◆ Task to complete:
Please copy the gamma-radiation detection unit patent text word for word, from "RU2775811C1 - Detection" up to and including "doped with cerium.".

## Begin Source passage

RU2775811C1 - Detection unit for registration of gamma-quantum radiation - Google Patents

Abstract

FIELD: nuclear power industry.

SUBSTANCE: invention relates to instrumentation in the nuclear power industry. The detection unit for registration of gamma-quantum radiation consists of a cylindrical body, a scintillation crystal, a photomultiplier tube, a voltage divider and a high-voltage cable. In the cylindrical body, a cup is coaxially installed from one end of it, connected to the cylindrical body through a sealing ring with a union nut. Also, the detection unit is equipped with a pulse shaper and a power converter. In this case, the scintillation crystal is installed hermetically in a glass and is made of a luminescent LaBr₃(Ce) crystal of lanthanum (III) bromide doped with cerium.

EFFECT: expanding the technical capabilities of the device.

2 cl, 2 dwg

Description

The invention relates to instrumentation in the nuclear power industry and can be used in systems for recording and monitoring ionizing gamma-quantum radiation in various environments.

A device for recording ionizing radiation is known (RF patent No. 73498, publication date 20.05.2008, IPC G01T 1/40) containing a scintillator coupled to a photomultiplier tube, the output of which is connected to an amplifier, and a microprocessor, the first output of which is connected through a current pulse generator to LED, and the second output is connected to the first input of the comparison circuit, and the input is connected to the temperature sensor, the LED is connected to the scintillator, and the low-level discriminator is connected between the output of the amplifier and the input of the analog-to-digital converter, the output of which is connected to the inputs of the first and second switches that control the input of the second key is connected to the fourth output of the microprocessor, the third output of which is connected to the second input of the current pulse generator, the first output of the microprocessor is connected to the control input of the first key, the output of which is connected through the first integrator to the second input of the comparison circuit, the output of which is through a high-voltage power supply and the second integrator connected to the electrodes of the photomultiplier.

## End Source passage
## Begin Data provided

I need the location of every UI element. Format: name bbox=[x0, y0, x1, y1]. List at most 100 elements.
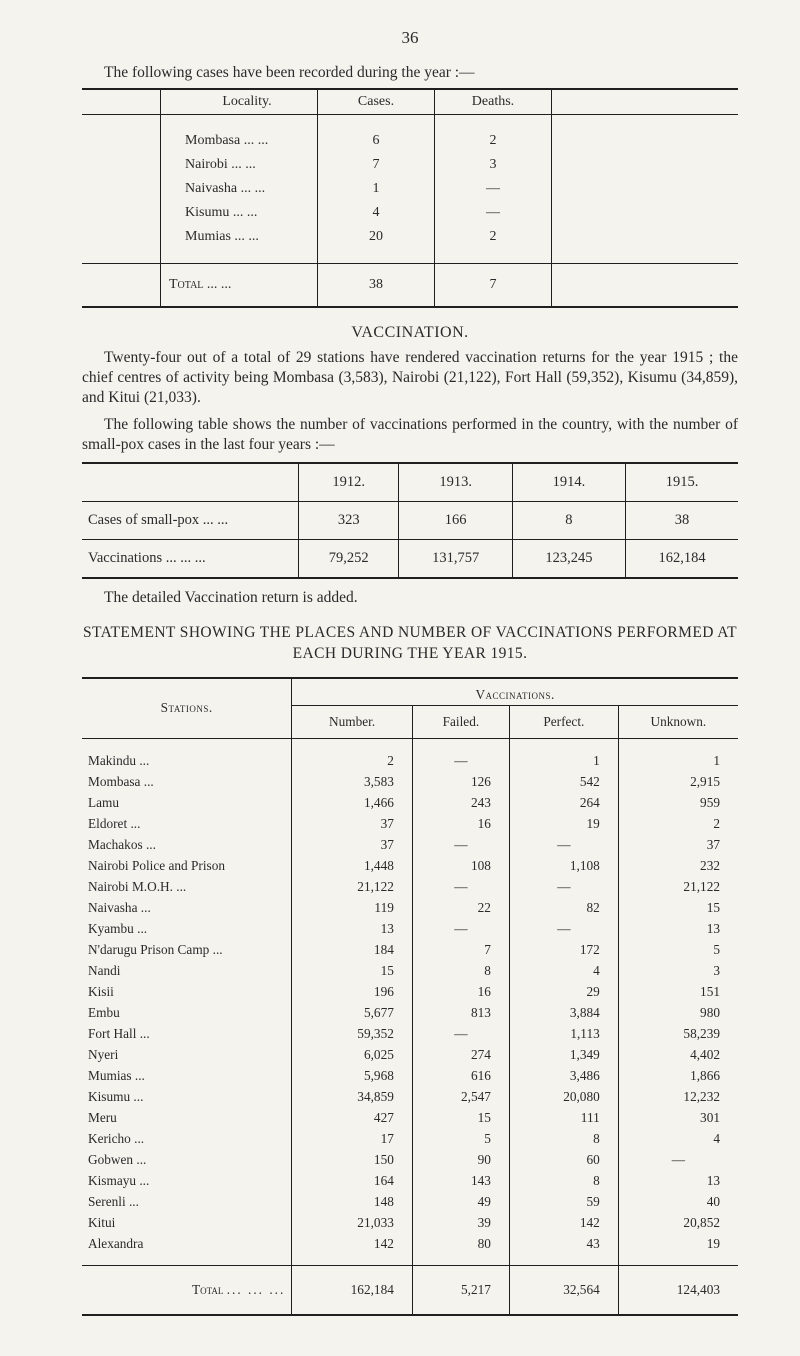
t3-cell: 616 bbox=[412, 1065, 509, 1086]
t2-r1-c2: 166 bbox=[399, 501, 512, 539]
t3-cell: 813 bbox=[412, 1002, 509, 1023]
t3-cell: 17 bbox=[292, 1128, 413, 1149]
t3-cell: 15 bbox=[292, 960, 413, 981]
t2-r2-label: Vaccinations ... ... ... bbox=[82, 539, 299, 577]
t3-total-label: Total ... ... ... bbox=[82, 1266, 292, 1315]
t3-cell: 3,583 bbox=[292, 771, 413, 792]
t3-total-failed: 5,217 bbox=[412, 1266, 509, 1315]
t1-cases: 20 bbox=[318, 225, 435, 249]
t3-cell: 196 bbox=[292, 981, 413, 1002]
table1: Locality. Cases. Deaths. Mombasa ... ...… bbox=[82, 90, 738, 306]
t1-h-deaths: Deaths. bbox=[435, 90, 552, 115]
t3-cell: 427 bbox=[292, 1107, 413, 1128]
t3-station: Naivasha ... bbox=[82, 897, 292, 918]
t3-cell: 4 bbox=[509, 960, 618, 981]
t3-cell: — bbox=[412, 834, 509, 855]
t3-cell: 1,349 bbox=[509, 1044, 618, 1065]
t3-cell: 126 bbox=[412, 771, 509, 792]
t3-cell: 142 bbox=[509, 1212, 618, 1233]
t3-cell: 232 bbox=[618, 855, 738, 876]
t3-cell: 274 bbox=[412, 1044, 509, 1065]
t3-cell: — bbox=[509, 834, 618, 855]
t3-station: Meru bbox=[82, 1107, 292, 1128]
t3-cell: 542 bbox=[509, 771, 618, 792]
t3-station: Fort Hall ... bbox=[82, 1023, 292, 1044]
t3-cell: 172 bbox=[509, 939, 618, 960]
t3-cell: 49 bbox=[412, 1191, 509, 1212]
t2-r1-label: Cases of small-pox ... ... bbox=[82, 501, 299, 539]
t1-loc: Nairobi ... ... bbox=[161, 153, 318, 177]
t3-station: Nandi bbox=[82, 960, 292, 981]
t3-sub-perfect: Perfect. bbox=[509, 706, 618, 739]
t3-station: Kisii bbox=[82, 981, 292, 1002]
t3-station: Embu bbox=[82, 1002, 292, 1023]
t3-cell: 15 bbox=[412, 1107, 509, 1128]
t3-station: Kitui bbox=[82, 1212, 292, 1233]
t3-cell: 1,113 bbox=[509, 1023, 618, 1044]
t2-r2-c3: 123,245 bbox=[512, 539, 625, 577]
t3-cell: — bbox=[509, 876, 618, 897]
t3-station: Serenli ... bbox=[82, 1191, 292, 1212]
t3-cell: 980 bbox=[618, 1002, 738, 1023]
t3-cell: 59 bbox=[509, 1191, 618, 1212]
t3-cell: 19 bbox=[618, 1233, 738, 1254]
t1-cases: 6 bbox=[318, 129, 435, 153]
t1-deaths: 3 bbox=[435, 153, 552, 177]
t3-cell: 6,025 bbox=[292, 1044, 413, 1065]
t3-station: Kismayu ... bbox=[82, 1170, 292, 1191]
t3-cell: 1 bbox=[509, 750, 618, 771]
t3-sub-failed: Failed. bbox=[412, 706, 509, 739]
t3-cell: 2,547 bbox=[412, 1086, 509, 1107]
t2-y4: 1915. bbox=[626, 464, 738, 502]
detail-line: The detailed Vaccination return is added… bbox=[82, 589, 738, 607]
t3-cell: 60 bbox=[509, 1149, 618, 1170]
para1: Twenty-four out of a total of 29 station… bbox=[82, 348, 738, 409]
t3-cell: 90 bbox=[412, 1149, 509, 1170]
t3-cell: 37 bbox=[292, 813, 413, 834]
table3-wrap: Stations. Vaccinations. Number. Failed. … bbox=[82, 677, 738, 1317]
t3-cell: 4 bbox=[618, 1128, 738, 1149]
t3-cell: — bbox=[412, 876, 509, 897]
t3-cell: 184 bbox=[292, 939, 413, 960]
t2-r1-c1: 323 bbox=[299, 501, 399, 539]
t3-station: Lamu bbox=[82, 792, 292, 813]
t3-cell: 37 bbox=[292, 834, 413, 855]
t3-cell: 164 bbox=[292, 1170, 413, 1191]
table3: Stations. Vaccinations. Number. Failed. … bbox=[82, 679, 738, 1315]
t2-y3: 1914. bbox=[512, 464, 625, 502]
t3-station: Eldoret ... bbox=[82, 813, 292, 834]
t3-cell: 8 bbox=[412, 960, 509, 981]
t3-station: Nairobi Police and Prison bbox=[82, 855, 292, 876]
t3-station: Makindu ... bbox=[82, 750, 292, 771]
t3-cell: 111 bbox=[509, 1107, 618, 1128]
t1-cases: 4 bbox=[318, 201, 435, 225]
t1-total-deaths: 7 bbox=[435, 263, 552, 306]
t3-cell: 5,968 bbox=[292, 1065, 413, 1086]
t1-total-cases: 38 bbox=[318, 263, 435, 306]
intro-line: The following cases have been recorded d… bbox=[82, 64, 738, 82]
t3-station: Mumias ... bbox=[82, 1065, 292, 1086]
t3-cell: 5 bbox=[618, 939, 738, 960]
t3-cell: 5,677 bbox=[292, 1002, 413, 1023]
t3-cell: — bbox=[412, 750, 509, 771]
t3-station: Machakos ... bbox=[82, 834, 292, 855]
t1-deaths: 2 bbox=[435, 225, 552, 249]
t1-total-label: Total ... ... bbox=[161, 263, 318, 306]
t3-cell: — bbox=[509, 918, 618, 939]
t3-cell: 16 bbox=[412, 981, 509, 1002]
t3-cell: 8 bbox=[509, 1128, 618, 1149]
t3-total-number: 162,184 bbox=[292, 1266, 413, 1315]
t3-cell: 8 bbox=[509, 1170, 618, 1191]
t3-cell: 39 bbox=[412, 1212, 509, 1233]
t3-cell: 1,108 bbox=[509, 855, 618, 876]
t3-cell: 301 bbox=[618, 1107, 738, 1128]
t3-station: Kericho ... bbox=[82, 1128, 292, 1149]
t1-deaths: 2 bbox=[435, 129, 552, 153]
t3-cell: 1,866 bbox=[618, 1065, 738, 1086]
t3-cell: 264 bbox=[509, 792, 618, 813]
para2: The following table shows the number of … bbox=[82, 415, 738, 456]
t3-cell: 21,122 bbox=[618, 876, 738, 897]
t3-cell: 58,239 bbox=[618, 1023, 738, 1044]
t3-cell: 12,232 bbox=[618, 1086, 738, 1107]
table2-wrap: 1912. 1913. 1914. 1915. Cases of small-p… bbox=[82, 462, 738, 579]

## End Data provided
## Begin Data provided

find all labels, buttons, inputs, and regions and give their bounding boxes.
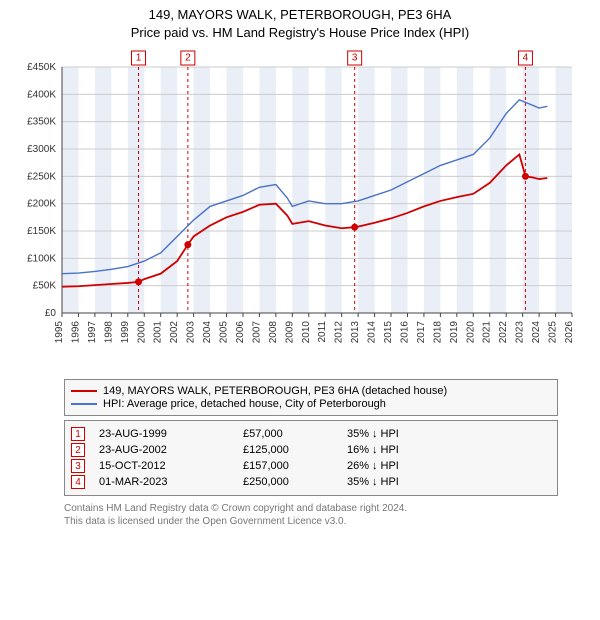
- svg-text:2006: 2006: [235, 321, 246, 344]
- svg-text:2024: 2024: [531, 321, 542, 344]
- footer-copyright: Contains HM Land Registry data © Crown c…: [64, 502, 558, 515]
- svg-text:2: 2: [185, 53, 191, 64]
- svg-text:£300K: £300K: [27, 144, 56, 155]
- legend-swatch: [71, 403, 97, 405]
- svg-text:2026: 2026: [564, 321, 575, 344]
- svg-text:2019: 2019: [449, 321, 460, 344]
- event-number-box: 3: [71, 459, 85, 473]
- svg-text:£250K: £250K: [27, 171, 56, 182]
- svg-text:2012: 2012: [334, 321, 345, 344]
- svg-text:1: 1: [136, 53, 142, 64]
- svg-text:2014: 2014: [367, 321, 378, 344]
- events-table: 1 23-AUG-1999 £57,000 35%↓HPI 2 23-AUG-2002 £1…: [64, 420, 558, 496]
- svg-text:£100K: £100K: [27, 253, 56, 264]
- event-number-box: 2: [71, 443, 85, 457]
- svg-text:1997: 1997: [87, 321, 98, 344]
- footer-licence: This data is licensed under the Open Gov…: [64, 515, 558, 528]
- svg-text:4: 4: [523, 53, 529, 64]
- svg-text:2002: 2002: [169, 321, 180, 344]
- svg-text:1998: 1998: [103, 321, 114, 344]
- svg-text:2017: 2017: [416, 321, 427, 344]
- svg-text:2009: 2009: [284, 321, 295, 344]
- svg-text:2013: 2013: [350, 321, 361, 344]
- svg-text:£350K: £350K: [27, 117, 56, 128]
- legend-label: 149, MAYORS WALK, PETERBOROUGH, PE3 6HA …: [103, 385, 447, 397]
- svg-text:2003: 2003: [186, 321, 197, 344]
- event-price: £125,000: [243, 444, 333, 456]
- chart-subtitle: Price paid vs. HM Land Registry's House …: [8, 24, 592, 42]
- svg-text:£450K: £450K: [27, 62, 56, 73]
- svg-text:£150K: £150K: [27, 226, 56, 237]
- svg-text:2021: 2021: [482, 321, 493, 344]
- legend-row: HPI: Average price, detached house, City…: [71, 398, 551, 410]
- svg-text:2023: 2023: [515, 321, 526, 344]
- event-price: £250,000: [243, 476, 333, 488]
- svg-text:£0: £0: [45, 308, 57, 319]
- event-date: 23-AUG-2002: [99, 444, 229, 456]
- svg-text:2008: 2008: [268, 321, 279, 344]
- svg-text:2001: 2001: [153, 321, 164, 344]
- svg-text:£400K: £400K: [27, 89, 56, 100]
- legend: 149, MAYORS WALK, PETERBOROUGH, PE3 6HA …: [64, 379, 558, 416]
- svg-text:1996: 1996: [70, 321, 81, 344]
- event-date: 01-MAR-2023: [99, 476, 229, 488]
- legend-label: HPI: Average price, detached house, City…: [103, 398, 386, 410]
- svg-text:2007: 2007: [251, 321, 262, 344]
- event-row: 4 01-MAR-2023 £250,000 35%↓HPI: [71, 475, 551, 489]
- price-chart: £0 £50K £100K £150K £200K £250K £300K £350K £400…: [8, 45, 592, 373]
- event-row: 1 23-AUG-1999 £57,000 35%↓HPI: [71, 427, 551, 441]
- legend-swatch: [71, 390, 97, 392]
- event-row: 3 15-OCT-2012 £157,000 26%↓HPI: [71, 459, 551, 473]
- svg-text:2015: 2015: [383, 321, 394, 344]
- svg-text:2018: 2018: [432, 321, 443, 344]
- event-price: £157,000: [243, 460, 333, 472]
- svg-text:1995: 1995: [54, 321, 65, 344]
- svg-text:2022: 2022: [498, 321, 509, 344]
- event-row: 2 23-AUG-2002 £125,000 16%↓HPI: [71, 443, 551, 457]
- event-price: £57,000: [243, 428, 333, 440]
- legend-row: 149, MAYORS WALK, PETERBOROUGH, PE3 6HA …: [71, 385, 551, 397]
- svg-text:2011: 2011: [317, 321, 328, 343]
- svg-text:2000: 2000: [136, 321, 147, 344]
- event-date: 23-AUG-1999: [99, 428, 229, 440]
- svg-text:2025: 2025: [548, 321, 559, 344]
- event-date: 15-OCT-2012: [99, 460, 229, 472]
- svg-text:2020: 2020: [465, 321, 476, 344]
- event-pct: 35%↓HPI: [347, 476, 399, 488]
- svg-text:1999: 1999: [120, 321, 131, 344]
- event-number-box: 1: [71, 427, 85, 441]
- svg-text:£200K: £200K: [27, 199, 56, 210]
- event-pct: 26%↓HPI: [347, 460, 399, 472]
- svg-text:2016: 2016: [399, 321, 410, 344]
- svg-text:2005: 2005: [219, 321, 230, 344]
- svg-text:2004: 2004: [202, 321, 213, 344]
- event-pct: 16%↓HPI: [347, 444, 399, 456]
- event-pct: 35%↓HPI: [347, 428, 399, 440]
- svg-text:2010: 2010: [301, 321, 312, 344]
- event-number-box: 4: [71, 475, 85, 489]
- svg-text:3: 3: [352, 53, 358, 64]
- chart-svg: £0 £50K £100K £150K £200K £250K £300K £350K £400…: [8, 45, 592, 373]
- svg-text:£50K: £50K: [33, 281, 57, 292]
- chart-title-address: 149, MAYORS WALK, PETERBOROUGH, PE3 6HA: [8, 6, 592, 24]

## End Data provided
## Begin Data provided

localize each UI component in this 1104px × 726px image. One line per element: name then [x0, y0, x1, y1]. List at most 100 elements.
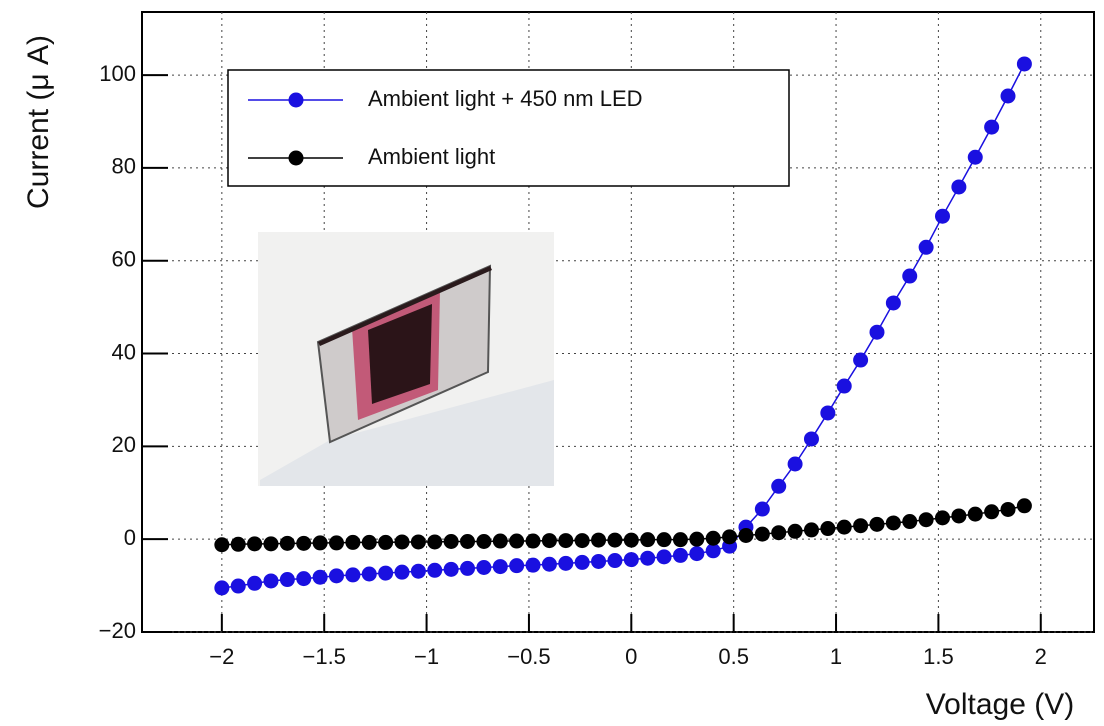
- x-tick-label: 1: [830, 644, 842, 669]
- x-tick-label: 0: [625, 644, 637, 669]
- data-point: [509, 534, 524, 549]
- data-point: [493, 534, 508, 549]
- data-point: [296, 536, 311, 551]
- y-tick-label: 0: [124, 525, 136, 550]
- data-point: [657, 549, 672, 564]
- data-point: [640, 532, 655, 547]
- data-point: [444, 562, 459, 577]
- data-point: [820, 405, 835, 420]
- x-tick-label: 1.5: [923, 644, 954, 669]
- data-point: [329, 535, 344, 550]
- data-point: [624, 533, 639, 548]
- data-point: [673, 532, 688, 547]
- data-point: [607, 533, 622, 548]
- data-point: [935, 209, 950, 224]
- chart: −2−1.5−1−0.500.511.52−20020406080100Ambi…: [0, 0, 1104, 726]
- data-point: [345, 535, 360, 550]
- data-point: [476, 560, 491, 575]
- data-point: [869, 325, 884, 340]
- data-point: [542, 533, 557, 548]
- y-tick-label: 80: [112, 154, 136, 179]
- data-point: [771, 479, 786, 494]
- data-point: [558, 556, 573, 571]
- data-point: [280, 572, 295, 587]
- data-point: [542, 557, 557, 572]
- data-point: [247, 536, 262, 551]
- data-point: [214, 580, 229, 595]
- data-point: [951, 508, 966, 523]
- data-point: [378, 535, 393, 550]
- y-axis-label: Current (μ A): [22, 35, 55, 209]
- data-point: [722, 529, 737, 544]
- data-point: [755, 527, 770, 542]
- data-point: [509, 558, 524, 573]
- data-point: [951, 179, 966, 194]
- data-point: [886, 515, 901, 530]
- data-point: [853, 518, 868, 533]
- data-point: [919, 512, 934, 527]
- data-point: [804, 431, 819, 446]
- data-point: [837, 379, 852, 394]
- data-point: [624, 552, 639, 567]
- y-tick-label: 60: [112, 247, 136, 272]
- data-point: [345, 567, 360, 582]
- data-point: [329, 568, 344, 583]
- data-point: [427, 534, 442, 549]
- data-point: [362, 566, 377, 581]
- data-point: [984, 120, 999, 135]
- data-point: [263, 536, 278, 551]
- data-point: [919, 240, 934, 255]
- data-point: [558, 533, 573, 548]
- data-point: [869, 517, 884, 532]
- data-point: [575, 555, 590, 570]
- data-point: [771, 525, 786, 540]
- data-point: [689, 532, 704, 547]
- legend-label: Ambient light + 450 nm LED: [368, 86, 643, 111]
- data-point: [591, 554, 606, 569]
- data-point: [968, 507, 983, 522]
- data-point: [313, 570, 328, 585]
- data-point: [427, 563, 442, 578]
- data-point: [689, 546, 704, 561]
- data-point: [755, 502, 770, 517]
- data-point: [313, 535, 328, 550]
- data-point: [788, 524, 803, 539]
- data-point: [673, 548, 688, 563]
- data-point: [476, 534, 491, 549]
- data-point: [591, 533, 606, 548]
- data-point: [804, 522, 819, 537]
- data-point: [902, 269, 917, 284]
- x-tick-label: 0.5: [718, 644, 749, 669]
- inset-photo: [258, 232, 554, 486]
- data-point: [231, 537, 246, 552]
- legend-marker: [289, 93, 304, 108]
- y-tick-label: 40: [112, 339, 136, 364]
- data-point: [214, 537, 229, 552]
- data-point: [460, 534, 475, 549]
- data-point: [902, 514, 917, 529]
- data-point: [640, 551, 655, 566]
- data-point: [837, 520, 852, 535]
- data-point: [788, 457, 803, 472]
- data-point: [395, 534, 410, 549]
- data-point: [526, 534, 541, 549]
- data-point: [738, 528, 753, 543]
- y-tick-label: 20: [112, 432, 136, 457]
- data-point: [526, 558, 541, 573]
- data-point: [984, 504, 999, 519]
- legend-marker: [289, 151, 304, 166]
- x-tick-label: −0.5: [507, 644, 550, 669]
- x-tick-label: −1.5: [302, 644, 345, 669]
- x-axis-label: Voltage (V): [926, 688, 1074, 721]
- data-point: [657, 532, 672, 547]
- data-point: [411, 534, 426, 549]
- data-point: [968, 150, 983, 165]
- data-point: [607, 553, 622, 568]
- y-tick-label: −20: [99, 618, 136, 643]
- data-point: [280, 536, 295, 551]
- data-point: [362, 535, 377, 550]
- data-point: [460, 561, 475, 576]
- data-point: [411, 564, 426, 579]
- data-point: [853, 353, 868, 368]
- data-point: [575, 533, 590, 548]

## End Data provided

◆ Reply:
RU2775811C1 - Detection unit for registration of gamma-quantum radiation - Google Patents

Abstract

FIELD: nuclear power industry.

SUBSTANCE: invention relates to instrumentation in the nuclear power industry. The detection unit for registration of gamma-quantum radiation consists of a cylindrical body, a scintillation crystal, a photomultiplier tube, a voltage divider and a high-voltage cable. In the cylindrical body, a cup is coaxially installed from one end of it, connected to the cylindrical body through a sealing ring with a union nut. Also, the detection unit is equipped with a pulse shaper and a power converter. In this case, the scintillation crystal is installed hermetically in a glass and is made of a luminescent LaBr₃(Ce) crystal of lanthanum (III) bromide doped with cerium.